* _Problem requirements_
Using the listing below, select the lines with the word "data" and copy them.

[Stored records]
· · · · ·
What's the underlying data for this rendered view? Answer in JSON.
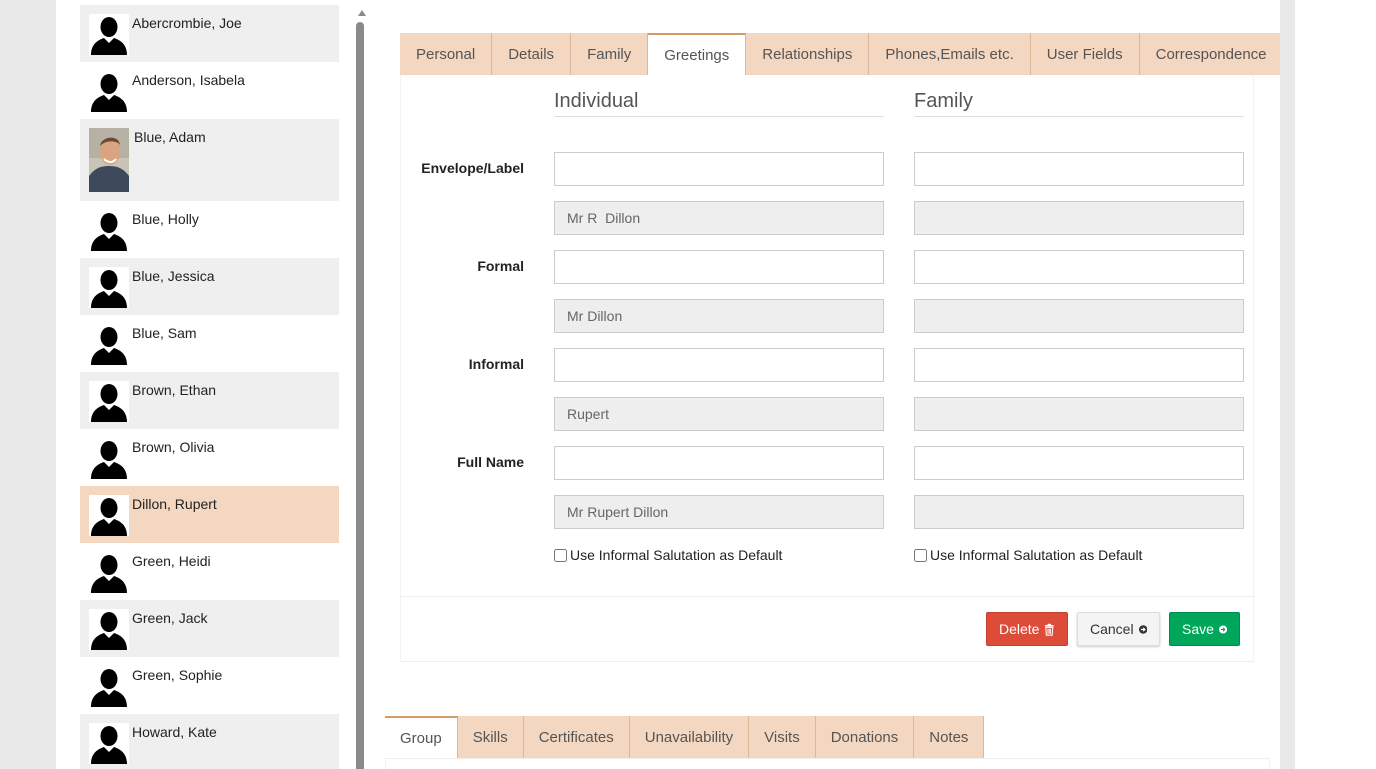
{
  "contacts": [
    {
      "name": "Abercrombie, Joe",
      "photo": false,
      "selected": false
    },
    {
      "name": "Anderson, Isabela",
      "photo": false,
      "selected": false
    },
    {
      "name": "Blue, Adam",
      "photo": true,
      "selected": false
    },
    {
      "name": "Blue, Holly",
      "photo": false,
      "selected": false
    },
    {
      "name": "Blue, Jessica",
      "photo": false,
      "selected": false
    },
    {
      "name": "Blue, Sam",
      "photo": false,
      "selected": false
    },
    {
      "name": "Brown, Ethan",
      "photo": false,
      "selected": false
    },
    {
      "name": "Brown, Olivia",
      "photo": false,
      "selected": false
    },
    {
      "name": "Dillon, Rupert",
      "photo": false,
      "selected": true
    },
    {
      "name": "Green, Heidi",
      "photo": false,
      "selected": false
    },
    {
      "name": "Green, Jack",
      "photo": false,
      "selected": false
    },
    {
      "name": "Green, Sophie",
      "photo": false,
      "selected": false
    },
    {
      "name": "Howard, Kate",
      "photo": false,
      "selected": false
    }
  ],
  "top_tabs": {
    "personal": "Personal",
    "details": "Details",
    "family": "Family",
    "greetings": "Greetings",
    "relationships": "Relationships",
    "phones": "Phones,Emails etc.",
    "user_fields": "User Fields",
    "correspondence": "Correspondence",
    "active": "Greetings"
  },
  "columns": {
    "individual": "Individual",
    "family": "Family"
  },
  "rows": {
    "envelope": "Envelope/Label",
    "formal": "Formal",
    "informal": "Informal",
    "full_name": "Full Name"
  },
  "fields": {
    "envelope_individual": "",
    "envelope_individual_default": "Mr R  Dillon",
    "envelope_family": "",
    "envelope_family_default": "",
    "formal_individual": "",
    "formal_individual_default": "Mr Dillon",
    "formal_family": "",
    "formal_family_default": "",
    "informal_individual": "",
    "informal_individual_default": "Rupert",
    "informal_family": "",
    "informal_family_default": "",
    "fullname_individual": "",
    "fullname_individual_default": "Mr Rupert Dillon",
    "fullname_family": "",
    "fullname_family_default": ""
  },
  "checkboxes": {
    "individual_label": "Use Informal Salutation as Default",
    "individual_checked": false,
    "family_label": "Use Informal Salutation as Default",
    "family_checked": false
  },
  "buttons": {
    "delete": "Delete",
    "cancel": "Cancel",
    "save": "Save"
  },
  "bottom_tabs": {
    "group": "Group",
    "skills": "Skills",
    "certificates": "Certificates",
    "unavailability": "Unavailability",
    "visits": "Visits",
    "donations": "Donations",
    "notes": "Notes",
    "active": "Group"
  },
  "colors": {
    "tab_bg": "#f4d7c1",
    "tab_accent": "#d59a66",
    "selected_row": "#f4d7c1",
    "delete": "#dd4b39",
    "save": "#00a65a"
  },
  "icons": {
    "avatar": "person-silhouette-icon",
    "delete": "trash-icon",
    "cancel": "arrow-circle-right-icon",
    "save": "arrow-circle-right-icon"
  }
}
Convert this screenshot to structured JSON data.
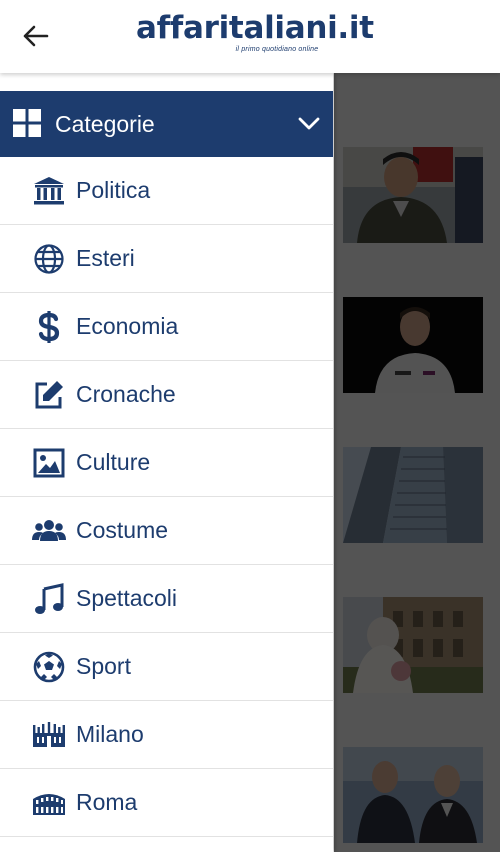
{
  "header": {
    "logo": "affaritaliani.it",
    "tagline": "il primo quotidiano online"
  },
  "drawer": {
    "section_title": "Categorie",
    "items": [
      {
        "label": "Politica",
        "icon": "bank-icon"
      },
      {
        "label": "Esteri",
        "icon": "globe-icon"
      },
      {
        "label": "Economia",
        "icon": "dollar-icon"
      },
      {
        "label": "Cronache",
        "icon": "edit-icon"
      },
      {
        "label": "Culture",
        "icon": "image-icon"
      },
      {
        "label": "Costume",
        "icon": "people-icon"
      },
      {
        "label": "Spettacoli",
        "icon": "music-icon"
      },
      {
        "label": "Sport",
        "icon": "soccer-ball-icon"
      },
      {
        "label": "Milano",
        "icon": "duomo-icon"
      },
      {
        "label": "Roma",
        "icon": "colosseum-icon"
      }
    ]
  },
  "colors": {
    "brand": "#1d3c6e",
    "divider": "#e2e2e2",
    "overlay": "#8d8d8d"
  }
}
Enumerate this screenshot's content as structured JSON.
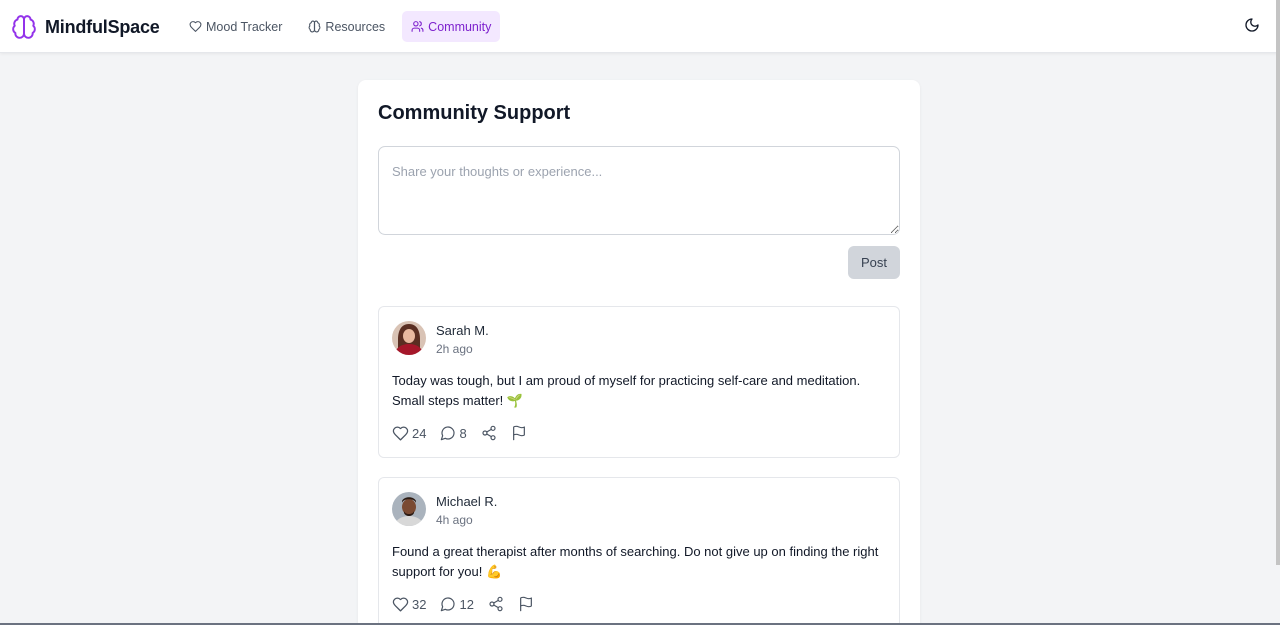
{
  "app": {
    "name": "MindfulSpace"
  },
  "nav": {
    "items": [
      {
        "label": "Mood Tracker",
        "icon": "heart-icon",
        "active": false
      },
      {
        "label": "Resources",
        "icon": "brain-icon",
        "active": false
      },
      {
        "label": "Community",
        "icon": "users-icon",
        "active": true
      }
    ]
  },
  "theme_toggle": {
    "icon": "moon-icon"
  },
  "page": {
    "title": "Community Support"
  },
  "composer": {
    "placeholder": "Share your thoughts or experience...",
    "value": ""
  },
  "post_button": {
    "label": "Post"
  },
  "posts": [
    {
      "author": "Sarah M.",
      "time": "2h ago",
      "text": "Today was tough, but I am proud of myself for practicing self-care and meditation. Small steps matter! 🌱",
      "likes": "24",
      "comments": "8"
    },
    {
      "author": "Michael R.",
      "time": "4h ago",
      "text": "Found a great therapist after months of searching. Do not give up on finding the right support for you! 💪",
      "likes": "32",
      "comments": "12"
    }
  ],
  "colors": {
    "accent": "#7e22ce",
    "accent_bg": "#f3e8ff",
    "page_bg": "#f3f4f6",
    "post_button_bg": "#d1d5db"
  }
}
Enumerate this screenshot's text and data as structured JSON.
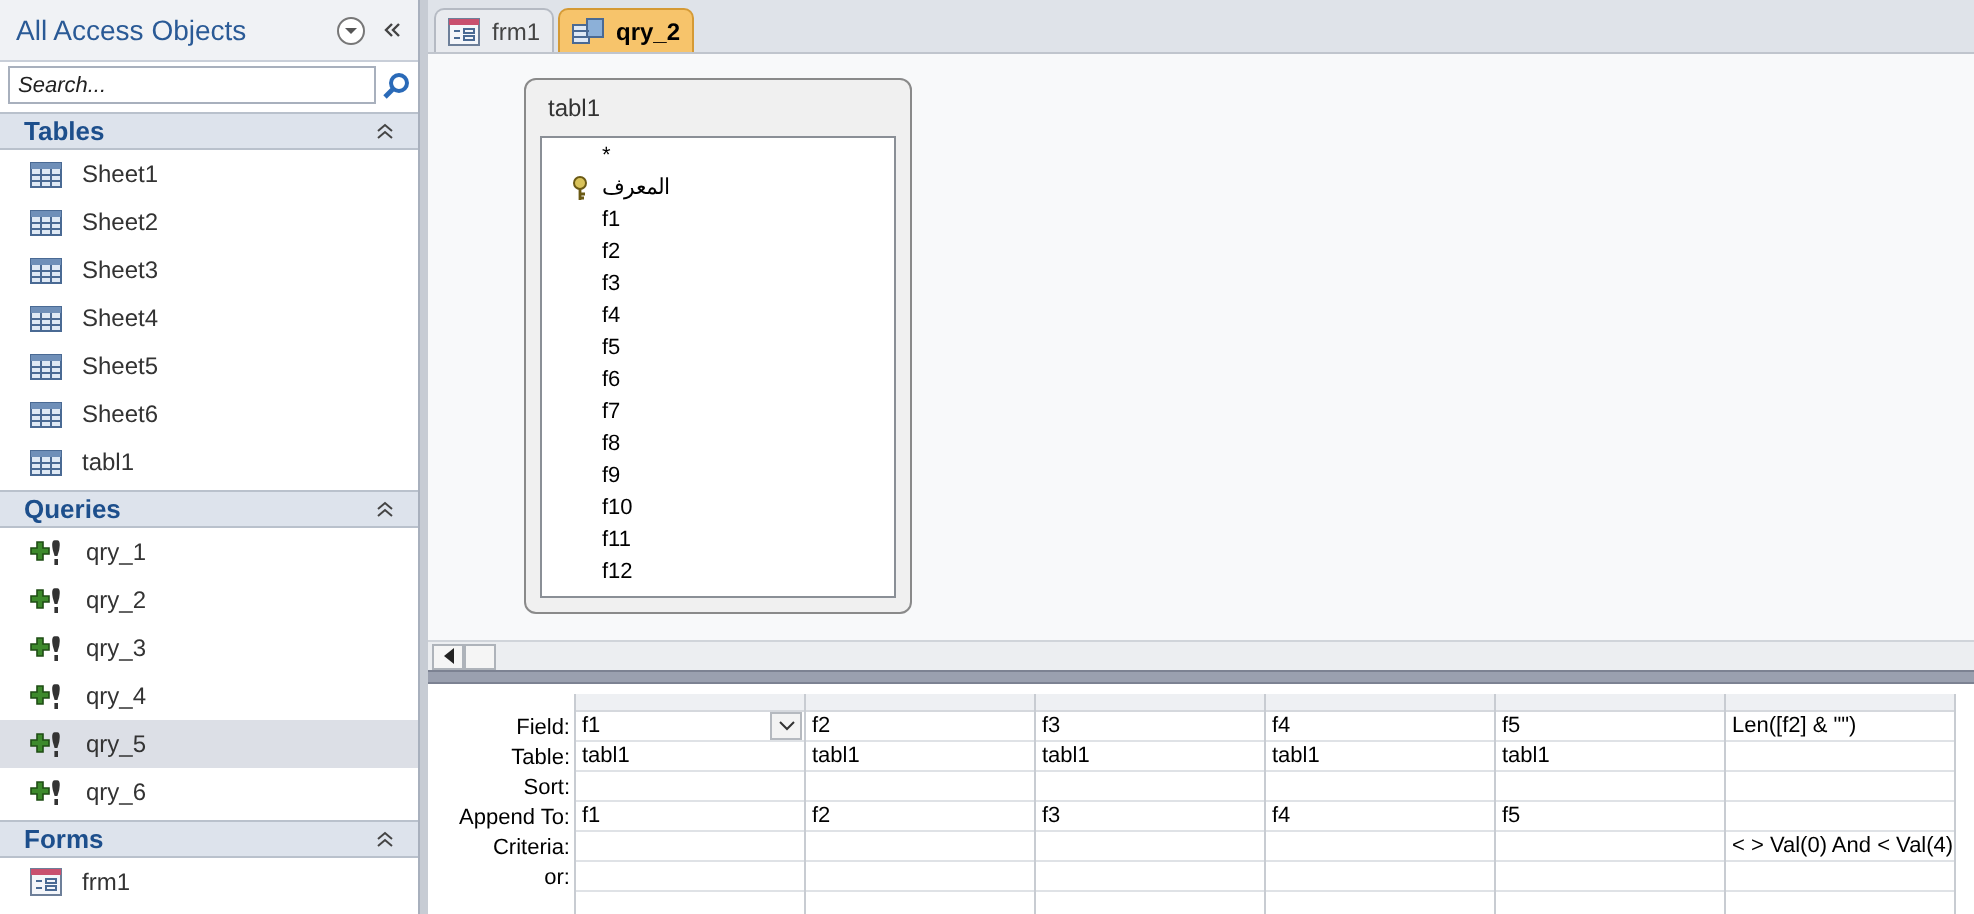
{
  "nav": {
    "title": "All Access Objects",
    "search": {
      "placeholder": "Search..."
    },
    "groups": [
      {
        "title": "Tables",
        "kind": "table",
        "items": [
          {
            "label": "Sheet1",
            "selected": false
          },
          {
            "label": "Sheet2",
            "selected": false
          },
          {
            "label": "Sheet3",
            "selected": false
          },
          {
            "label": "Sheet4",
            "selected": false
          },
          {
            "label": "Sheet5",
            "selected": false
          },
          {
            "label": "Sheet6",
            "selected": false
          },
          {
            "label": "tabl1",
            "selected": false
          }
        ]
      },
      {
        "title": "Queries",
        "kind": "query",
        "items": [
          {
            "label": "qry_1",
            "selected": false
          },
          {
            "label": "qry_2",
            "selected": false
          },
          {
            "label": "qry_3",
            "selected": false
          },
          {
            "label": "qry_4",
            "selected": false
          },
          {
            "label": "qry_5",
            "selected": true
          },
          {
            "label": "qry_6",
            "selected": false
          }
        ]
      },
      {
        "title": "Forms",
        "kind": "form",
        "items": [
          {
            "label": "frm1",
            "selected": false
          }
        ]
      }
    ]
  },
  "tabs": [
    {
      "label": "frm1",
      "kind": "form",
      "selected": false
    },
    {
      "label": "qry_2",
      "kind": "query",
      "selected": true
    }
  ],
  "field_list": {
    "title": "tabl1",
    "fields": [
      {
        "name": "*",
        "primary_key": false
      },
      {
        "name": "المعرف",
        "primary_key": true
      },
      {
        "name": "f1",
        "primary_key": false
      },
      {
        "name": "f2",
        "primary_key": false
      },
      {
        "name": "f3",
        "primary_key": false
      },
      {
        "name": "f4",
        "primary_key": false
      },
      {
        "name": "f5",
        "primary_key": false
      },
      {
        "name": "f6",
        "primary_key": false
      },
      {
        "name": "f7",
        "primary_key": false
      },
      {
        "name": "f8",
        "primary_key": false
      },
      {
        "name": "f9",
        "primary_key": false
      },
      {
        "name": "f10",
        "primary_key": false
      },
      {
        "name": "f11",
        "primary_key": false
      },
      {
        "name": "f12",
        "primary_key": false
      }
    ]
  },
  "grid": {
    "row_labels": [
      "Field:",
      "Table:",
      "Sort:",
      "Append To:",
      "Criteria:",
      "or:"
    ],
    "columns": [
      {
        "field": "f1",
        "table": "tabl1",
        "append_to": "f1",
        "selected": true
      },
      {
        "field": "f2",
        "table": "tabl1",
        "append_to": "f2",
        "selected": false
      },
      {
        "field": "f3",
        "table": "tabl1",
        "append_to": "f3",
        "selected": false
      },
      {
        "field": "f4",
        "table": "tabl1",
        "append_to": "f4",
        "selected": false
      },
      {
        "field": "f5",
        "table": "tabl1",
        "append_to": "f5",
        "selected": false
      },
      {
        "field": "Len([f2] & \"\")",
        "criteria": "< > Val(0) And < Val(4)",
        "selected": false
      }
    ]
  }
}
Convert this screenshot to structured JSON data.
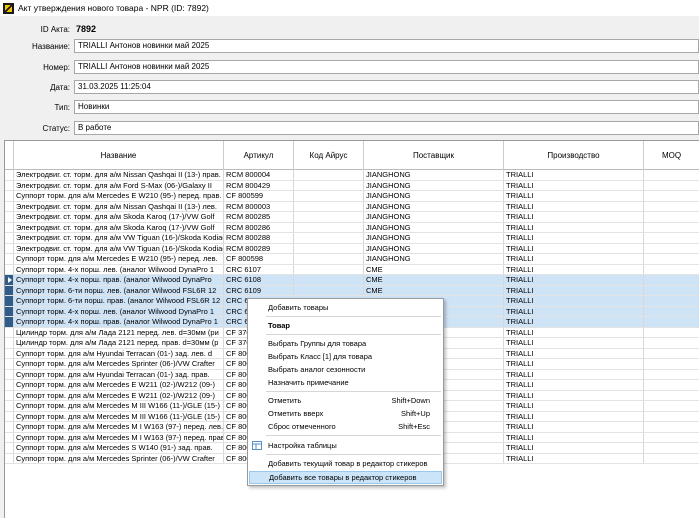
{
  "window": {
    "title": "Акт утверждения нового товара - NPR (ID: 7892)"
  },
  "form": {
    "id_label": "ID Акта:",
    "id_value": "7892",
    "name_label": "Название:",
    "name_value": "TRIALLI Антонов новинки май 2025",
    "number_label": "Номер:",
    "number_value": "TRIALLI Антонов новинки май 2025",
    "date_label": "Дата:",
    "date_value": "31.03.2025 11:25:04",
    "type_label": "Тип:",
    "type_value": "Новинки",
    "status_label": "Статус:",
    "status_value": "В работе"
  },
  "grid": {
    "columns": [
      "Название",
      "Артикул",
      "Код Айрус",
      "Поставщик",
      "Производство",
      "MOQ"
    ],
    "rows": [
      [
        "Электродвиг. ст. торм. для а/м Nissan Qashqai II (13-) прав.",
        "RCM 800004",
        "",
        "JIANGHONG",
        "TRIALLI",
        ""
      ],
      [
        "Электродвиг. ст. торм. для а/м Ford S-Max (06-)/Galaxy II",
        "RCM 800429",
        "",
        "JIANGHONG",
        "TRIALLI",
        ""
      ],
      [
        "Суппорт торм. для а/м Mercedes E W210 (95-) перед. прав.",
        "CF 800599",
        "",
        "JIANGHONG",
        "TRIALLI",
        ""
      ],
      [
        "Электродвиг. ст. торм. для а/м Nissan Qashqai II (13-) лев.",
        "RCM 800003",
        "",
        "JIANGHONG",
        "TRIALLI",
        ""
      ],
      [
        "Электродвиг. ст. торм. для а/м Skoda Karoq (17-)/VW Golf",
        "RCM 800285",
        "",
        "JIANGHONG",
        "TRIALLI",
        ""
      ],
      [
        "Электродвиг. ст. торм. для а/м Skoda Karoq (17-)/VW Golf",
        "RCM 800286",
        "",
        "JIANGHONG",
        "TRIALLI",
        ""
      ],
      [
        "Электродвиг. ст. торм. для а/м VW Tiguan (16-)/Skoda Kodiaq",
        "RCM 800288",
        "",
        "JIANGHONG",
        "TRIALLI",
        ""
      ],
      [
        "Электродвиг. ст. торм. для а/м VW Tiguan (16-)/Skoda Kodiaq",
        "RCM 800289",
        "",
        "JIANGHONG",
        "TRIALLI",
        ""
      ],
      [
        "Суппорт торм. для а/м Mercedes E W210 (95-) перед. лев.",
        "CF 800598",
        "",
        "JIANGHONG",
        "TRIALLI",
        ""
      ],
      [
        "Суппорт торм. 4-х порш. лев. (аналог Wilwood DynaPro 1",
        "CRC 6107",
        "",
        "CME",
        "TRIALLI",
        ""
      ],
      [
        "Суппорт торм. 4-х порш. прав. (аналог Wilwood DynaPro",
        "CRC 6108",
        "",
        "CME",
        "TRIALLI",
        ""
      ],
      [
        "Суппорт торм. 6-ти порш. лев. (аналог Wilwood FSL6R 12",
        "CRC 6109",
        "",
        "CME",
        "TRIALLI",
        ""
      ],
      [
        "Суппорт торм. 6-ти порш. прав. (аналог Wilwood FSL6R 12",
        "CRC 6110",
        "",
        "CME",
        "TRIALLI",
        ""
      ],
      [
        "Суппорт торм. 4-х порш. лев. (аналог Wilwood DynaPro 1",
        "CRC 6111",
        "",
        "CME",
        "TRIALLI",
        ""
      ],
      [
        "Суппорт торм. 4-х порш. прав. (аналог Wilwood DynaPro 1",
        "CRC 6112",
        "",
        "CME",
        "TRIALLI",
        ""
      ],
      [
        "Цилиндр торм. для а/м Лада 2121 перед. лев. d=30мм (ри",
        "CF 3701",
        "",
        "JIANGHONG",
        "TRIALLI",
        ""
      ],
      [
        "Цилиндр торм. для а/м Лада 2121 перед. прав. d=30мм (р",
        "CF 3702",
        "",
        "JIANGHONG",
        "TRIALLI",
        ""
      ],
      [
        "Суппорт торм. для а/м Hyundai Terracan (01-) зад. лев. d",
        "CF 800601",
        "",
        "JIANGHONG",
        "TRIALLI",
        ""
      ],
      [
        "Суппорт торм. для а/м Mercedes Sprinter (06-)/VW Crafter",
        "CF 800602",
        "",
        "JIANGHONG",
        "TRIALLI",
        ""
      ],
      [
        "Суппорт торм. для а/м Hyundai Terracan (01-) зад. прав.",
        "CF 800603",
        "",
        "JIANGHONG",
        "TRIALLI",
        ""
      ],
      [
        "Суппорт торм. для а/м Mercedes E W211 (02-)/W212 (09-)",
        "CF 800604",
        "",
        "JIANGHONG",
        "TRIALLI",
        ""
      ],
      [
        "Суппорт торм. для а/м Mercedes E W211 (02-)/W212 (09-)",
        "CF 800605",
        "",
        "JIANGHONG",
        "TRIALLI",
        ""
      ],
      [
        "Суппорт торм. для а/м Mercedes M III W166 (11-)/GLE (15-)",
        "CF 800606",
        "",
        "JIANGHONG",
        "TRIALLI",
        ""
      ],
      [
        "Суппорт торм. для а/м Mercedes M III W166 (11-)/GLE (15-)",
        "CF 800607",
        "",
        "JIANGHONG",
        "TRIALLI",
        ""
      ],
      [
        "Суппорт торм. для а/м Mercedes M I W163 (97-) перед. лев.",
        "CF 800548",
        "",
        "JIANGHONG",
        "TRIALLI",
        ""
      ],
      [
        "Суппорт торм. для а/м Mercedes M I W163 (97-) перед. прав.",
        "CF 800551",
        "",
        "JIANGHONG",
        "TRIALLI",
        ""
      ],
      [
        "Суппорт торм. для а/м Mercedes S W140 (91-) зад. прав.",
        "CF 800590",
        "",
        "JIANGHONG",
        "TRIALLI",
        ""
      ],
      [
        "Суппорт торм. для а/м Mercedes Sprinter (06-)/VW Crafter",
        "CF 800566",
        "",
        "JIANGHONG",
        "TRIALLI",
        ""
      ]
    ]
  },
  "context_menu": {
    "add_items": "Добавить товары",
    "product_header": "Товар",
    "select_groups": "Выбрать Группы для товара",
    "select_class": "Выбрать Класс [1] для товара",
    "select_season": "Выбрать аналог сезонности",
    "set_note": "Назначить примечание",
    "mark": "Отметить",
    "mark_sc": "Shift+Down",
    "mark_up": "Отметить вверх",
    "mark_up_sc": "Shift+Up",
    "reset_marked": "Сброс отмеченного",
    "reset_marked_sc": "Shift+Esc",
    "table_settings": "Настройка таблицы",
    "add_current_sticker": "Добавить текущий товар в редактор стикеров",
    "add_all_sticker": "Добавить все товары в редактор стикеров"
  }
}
· · · · ·
* _Complete answer_
What's the underlying data for this rendered view? Answer in JSON.
Convert this screenshot to structured JSON data.
Enumerate this screenshot's text and data as structured JSON.
Convert this screenshot to structured JSON data.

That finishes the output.